TASK REQUIREMENTS
Quote the lines verbatim, from the first line of the listings through the line containing "tree-item-label: IP Filter (43, 115, 84, 128)".

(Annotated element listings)
────────
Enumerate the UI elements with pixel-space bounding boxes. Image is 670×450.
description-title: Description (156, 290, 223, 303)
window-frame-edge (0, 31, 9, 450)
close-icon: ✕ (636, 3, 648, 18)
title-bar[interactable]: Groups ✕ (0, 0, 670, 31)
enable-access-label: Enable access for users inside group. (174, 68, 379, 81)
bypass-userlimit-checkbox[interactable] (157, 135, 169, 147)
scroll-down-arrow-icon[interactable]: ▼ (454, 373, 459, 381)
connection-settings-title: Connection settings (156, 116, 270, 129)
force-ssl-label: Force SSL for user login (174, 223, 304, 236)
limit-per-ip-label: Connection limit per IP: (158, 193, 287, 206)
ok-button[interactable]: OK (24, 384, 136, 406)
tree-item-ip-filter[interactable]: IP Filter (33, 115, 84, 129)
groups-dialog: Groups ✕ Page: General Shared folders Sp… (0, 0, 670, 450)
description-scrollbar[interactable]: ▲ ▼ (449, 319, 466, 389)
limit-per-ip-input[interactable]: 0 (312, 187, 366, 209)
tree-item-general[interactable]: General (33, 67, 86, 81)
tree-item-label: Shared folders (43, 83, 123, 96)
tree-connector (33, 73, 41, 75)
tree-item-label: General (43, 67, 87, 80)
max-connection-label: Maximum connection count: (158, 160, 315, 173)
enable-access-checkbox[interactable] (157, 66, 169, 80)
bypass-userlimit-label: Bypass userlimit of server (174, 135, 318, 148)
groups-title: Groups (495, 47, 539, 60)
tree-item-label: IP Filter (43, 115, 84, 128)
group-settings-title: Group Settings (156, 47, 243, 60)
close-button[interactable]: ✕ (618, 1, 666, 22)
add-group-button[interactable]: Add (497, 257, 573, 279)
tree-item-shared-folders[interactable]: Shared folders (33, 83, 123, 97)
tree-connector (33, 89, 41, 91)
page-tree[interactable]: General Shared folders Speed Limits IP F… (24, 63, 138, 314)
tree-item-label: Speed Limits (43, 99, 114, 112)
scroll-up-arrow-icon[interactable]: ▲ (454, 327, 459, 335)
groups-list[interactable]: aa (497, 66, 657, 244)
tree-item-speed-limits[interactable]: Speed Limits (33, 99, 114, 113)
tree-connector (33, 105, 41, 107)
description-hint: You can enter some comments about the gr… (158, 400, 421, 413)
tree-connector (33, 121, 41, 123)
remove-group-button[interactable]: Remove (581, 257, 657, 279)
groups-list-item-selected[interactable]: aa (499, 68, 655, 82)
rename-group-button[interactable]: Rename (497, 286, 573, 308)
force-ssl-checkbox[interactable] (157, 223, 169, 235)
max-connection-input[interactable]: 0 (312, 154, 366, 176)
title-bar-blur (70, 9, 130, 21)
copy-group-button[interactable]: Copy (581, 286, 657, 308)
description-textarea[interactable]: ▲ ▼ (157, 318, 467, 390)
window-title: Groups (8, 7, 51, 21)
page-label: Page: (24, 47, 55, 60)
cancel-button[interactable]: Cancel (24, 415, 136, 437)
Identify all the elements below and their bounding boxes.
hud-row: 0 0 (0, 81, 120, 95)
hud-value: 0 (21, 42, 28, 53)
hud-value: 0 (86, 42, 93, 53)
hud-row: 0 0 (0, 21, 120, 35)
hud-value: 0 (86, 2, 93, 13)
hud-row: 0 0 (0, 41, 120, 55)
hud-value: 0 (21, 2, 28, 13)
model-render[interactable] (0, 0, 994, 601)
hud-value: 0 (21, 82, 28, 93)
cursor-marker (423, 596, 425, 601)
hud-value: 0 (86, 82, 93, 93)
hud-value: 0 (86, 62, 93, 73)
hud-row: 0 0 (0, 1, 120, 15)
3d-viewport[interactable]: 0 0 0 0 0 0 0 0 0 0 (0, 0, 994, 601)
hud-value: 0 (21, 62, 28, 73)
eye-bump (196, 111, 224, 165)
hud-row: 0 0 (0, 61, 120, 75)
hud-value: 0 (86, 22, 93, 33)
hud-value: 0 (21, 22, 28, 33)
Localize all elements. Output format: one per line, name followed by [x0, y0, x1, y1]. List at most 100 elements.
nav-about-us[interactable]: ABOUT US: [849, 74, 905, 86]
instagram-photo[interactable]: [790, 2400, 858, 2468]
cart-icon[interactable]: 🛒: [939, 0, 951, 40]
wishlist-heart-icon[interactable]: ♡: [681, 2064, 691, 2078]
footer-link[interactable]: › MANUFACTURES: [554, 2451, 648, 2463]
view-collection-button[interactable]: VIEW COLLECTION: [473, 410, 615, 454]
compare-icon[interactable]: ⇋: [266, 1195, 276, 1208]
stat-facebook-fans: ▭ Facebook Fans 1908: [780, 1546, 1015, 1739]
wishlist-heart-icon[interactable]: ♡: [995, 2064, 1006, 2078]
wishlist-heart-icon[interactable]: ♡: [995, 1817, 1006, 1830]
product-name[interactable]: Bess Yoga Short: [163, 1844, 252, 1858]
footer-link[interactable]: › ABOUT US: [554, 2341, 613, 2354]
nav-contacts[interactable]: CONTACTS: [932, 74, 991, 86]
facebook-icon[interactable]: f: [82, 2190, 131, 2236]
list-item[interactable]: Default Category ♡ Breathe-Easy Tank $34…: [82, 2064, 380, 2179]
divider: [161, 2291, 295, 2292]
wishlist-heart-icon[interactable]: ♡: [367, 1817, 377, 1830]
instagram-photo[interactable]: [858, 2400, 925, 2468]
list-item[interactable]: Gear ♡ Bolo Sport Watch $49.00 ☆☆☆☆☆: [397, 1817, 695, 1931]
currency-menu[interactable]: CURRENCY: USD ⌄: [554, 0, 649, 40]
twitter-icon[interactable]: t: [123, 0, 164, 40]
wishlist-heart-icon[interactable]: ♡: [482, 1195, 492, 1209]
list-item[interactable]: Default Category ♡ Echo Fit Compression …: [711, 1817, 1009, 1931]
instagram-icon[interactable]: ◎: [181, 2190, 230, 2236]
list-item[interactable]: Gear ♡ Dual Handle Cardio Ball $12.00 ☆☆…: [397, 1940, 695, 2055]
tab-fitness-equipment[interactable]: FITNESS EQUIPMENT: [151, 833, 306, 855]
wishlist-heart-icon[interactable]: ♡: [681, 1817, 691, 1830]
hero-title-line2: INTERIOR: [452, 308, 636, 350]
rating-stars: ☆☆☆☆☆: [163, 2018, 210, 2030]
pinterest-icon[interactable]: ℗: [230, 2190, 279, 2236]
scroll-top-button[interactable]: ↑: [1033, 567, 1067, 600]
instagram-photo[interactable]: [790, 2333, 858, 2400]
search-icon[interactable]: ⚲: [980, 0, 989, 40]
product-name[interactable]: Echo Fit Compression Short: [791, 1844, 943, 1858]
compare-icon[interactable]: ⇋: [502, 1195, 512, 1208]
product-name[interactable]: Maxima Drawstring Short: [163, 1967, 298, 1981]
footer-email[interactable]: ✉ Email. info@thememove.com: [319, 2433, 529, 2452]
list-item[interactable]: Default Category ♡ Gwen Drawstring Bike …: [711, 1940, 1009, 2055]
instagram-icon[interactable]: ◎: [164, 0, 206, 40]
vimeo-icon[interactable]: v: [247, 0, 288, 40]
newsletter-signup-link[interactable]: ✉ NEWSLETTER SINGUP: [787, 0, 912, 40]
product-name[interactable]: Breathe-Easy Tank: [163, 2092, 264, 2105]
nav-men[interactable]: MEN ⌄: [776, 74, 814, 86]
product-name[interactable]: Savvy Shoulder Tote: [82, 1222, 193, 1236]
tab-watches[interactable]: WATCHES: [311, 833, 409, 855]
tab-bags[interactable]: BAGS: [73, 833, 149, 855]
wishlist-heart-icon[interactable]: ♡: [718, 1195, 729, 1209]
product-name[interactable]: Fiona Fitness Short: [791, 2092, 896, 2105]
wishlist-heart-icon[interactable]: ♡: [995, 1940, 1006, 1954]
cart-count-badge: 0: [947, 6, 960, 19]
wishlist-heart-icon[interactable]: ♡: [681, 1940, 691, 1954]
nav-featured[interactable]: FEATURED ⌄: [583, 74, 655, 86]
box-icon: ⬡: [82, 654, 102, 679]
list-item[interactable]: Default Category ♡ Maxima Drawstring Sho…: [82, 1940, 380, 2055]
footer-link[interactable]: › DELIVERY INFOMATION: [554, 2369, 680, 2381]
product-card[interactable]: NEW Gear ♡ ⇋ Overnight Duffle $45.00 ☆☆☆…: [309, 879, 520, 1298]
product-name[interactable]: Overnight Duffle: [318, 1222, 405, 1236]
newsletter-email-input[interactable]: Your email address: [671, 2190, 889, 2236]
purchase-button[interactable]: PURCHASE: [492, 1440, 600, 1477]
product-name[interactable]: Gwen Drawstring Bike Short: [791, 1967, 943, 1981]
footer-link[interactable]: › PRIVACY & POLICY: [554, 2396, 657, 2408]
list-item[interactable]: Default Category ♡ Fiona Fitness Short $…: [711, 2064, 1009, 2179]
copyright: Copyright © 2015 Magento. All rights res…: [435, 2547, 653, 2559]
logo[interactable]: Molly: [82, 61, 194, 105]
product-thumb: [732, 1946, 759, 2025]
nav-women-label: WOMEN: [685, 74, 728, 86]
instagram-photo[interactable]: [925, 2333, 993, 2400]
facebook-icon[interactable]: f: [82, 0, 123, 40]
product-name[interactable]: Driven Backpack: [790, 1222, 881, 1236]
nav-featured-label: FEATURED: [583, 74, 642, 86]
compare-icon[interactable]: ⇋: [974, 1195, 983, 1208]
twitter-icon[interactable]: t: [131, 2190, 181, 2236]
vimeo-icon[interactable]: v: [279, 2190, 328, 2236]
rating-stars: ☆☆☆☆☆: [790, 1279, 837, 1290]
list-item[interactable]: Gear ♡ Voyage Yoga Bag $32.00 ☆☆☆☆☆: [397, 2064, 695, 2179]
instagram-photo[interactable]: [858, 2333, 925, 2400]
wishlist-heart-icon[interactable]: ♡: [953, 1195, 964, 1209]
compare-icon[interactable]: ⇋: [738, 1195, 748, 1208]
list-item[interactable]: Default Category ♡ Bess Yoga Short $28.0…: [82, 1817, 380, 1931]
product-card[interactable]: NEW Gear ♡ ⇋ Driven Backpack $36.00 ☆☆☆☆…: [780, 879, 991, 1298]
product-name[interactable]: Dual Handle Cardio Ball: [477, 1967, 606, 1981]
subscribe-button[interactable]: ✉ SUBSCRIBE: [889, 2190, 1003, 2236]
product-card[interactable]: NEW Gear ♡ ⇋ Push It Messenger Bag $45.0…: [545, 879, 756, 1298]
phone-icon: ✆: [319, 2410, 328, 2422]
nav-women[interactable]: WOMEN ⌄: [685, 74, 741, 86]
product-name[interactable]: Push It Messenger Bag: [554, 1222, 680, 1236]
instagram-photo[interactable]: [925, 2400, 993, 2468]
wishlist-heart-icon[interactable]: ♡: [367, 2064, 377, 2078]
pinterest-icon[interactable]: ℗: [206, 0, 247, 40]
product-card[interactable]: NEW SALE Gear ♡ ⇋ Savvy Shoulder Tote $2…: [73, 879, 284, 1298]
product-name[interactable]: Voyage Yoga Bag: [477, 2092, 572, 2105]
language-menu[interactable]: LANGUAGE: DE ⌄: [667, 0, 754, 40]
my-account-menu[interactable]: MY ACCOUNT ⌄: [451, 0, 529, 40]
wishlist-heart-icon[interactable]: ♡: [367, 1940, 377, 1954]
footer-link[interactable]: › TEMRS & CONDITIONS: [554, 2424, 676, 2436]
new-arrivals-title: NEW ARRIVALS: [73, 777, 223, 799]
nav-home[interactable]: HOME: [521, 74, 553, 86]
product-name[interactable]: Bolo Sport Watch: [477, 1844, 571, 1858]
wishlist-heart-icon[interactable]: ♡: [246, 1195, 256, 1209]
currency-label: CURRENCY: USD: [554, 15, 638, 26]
────────
OUTPUT BELOW
Enumerate the UI elements with pixel-space bounding boxes. Image is 670×450.
description-title: Description (156, 290, 223, 303)
window-frame-edge (0, 31, 9, 450)
close-icon: ✕ (636, 3, 648, 18)
title-bar[interactable]: Groups ✕ (0, 0, 670, 31)
enable-access-label: Enable access for users inside group. (174, 68, 379, 81)
bypass-userlimit-checkbox[interactable] (157, 135, 169, 147)
scroll-down-arrow-icon[interactable]: ▼ (454, 373, 459, 381)
connection-settings-title: Connection settings (156, 116, 270, 129)
force-ssl-label: Force SSL for user login (174, 223, 304, 236)
limit-per-ip-label: Connection limit per IP: (158, 193, 287, 206)
ok-button[interactable]: OK (24, 384, 136, 406)
tree-item-ip-filter[interactable]: IP Filter (33, 115, 84, 129)
groups-dialog: Groups ✕ Page: General Shared folders Sp… (0, 0, 670, 450)
description-scrollbar[interactable]: ▲ ▼ (449, 319, 466, 389)
limit-per-ip-input[interactable]: 0 (312, 187, 366, 209)
tree-item-general[interactable]: General (33, 67, 86, 81)
tree-item-label: Shared folders (43, 83, 123, 96)
tree-connector (33, 73, 41, 75)
tree-item-label: General (43, 67, 87, 80)
max-connection-label: Maximum connection count: (158, 160, 315, 173)
enable-access-checkbox[interactable] (157, 66, 169, 80)
bypass-userlimit-label: Bypass userlimit of server (174, 135, 318, 148)
groups-title: Groups (495, 47, 539, 60)
tree-item-label: IP Filter (43, 115, 84, 128)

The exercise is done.